=== Assignment ===
Condense the paragraph that begins "It worked but was quite awkward" in the sleep apnea text below into a brief bulleted list that keeps its main facts.

START Text block

My recent apnea test revealed that while sleeping on my back I experienced about 48 interruptions in an hour, waaaay more than acceptable.

Sleeping on one’s back also contributes to snoring, of which I am a champion practitioner. 

So what’s the upshot? My new sleep doctor specialist prescribed I sleep on my side. That’s how I usually start out, I told him, but I eventually end up on my back. He suggested I pin a bag of tennis balls to the back of my night shirt. The discomfort of landing on the tennis balls would startle me into returning to my side position. 

It worked but was quite awkward so I opted for a different Rube Goldberg approach—I placed a laaarge, firm pillow between Gilda and me to prevent my rolling over (it prevents more than that, but that’s another story altogether). Gilda reports my snoring has dramatically decreased, I am now sleeping in three to four hour bursts before awakening, roughly double my previous time periods, and I’m not as tired as before.

Next week I’m to meet my doctor to review my progress. He doesn’t recommend another alternative, wearing an appliance in my mouth to project my lower jaw forward to create a wider airway. But he might suggest a CPAP machine to blow air into my nose while I sleep. A friend who has used one for several years says he now finds it hard to sleep without it.

END Text block
START Provided records

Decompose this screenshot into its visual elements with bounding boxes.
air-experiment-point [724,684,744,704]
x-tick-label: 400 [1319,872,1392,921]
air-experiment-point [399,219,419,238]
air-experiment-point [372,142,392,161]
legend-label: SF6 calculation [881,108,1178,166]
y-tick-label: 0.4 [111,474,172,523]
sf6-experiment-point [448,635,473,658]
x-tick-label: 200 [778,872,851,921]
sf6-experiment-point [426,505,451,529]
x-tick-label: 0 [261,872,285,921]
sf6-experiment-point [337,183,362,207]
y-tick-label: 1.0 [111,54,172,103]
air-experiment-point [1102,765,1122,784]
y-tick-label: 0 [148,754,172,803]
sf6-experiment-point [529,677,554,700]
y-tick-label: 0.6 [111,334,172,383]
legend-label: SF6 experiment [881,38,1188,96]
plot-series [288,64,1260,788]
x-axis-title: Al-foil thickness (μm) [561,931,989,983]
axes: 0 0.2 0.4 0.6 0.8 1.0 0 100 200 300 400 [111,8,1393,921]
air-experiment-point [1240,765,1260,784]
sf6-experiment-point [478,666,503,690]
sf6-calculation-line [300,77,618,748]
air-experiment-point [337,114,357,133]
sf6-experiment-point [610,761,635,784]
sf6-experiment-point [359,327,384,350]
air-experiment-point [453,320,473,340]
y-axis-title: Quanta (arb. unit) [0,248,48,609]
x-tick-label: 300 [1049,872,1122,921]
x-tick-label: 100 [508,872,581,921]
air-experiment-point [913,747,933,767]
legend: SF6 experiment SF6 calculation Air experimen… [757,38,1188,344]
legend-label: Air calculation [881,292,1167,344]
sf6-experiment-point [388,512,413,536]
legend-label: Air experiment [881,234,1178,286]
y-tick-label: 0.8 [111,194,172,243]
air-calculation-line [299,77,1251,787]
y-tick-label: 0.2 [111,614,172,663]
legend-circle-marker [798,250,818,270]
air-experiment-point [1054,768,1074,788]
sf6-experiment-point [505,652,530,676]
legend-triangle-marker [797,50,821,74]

END Provided records

=== Problem solution ===
- The tennis-ball method worked but was awkward, so I switched approaches.
- I now place a large, firm pillow between Gilda and me to keep from rolling onto my back.
- Gilda reports that my snoring has dropped dramatically.
- I sleep in three- to four-hour stretches before waking, about double my earlier periods.
- I feel less tired than before.